Input
------------------------------------------------------------

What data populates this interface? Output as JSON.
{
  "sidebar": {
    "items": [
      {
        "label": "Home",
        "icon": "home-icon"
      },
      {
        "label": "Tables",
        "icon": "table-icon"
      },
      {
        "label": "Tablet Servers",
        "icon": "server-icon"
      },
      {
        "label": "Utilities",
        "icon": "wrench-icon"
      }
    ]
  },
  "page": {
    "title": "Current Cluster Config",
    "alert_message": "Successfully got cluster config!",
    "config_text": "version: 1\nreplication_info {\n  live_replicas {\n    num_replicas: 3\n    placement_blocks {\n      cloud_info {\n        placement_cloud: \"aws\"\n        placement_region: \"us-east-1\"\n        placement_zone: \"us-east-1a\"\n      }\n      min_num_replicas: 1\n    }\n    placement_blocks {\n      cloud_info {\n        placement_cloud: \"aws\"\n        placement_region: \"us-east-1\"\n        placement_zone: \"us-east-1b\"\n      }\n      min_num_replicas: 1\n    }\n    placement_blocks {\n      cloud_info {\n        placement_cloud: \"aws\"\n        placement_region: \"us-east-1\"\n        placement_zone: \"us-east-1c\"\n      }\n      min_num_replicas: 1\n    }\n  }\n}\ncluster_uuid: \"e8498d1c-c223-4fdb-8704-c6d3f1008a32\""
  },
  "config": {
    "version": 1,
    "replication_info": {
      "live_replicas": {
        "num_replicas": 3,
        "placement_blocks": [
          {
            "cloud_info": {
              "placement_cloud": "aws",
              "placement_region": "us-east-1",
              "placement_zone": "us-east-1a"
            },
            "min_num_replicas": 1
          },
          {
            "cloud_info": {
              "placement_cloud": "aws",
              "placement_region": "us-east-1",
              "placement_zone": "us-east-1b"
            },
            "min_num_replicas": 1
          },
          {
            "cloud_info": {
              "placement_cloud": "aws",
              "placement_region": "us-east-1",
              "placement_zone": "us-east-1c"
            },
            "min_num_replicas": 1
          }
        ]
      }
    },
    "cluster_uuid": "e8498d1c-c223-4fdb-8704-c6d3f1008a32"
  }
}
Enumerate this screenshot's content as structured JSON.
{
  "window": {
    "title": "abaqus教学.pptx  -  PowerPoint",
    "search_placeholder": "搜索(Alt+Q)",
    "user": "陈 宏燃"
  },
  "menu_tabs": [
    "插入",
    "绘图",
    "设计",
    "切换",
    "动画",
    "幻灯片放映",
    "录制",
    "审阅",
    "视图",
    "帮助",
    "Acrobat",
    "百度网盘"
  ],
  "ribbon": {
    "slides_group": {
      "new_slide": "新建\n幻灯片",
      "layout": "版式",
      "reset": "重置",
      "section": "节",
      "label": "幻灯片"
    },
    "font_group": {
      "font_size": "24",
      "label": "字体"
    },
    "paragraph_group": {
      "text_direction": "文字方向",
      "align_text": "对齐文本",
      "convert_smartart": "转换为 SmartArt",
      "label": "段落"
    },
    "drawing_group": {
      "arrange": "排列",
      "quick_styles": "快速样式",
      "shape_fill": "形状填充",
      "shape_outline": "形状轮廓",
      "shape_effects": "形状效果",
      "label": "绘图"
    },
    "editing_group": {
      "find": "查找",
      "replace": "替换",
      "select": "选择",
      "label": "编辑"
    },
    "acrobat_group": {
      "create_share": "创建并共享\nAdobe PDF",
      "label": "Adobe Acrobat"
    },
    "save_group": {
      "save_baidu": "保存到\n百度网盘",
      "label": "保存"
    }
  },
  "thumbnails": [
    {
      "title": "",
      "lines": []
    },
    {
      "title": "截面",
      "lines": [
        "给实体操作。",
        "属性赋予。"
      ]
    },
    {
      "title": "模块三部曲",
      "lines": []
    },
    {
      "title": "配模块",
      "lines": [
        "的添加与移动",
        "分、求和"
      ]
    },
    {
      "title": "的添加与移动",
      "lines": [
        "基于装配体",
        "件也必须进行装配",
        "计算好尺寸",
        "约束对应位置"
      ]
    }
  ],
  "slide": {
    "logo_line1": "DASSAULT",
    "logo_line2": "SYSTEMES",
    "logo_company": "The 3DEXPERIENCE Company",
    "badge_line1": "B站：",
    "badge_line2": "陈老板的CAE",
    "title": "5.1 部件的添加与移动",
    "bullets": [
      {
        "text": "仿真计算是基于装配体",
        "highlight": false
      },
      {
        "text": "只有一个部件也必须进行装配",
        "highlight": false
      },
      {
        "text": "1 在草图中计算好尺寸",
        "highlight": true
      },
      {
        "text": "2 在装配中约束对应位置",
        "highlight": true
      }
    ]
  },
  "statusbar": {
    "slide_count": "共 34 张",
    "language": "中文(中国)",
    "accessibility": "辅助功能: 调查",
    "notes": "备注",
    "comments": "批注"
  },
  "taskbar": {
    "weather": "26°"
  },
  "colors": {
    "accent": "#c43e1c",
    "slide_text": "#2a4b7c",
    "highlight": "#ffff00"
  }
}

------------------------------------------------------------

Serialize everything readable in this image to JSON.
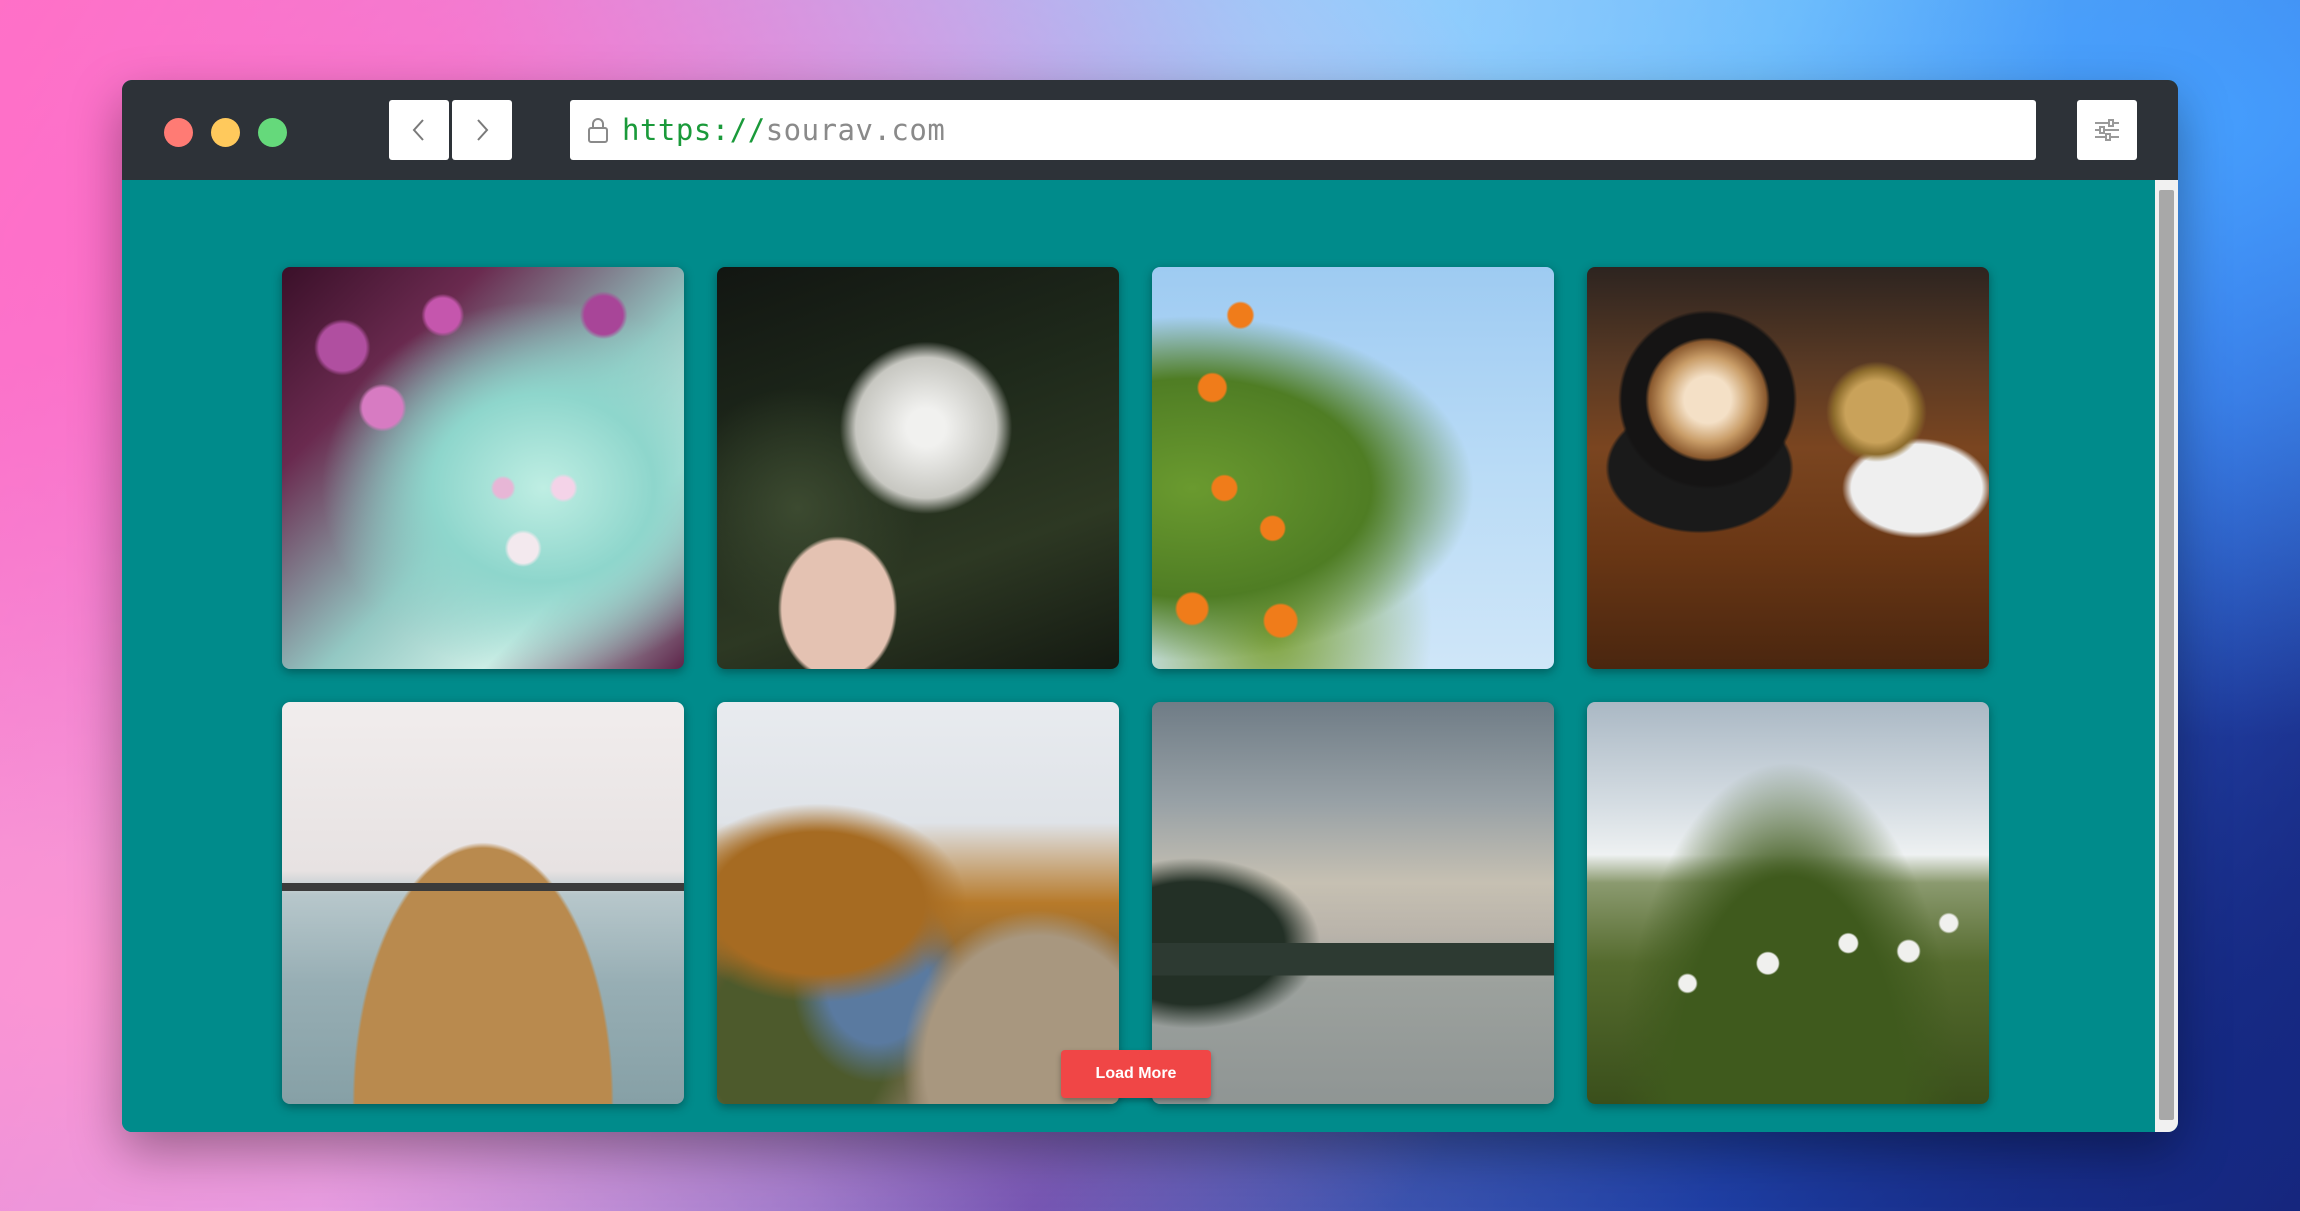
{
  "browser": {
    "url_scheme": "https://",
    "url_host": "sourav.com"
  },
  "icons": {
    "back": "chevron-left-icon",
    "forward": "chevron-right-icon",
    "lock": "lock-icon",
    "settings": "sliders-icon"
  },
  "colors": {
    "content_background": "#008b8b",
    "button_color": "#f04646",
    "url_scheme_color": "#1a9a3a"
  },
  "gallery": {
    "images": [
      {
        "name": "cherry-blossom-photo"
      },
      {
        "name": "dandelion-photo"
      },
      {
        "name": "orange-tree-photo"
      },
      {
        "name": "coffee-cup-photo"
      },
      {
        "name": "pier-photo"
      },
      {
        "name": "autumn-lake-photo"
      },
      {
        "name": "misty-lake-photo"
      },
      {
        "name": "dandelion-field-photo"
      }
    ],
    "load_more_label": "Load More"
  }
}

------------------------------------------------------------

Request
Copy out every line of the data that includes "lake".

Completed task
        "name": "autumn-lake-photo"
        "name": "misty-lake-photo"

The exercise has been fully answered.